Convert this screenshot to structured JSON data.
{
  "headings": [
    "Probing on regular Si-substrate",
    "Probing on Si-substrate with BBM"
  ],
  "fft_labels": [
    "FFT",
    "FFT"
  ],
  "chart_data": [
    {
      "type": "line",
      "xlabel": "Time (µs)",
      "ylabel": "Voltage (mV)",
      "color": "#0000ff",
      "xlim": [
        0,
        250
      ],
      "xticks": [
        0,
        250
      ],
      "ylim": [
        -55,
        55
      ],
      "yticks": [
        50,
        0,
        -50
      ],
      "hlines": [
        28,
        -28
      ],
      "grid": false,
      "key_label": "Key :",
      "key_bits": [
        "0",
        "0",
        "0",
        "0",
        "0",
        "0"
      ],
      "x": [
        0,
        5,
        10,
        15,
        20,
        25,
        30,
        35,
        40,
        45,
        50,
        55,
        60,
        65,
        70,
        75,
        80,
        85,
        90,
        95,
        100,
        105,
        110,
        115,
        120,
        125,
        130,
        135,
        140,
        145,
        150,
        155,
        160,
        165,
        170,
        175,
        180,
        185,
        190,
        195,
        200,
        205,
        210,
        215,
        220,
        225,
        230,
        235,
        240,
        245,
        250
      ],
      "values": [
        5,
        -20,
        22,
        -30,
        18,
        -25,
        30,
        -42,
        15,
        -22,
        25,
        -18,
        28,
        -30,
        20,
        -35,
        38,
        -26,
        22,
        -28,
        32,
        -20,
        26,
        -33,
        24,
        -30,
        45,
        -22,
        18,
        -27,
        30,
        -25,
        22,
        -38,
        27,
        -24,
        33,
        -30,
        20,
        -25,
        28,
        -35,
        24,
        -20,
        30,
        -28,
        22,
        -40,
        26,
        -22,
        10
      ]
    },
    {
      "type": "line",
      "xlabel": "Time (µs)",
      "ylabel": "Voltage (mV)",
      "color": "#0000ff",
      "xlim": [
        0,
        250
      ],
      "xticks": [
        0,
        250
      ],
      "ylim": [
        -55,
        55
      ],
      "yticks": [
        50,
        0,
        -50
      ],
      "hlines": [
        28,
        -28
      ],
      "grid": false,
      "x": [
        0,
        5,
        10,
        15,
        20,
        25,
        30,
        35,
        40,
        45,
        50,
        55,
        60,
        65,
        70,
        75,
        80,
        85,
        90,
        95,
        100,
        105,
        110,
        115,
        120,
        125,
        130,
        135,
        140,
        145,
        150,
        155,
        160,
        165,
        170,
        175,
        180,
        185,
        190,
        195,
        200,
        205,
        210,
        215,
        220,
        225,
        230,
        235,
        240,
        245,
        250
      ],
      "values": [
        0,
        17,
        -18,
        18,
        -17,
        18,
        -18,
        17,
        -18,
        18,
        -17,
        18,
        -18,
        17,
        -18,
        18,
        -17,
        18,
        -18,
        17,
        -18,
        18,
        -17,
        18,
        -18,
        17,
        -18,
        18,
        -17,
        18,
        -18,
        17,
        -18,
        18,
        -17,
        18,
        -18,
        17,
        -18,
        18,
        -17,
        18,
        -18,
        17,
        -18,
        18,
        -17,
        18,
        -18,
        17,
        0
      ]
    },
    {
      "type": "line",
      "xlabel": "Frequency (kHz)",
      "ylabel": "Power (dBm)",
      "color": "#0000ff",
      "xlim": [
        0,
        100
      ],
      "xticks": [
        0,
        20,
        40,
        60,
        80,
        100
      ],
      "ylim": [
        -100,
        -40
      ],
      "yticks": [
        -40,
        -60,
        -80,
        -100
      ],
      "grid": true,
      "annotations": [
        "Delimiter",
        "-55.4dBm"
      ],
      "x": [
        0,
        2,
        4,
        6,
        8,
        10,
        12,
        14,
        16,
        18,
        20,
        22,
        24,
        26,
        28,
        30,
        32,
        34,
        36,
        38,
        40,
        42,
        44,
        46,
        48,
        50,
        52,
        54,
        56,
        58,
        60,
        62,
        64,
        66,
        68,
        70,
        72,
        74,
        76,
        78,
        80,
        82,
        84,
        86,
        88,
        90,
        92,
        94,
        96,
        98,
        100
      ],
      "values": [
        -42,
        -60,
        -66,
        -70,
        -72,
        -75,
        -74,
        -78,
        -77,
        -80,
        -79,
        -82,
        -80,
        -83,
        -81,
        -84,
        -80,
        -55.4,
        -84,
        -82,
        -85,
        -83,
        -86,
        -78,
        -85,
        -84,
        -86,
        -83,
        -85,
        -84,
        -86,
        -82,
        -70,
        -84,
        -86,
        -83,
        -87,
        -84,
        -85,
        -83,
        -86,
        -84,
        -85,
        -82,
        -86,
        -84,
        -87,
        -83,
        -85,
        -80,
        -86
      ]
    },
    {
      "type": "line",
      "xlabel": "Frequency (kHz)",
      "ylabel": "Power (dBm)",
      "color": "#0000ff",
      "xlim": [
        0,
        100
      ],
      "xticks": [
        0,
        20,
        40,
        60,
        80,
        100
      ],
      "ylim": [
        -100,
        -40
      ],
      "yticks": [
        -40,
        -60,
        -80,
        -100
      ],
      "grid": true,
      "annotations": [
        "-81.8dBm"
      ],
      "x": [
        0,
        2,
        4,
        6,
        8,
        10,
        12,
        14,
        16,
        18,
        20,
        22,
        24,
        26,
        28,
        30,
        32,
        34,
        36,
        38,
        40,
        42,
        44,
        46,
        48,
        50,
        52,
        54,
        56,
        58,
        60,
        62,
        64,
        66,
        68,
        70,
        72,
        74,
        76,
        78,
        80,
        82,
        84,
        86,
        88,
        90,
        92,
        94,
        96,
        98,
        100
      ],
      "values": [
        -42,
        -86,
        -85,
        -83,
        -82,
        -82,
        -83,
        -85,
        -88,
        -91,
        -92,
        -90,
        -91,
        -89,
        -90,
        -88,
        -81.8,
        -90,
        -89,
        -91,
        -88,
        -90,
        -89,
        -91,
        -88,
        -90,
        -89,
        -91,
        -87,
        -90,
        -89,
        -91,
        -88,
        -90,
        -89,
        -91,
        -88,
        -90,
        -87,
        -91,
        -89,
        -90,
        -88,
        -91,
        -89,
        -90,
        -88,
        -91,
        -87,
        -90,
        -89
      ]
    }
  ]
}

—————

THE TASK: In the listing above, locate each line with "substrate" and copy it.

TASK SOLUTION:
    "Probing on regular Si-substrate",
    "Probing on Si-substrate with BBM"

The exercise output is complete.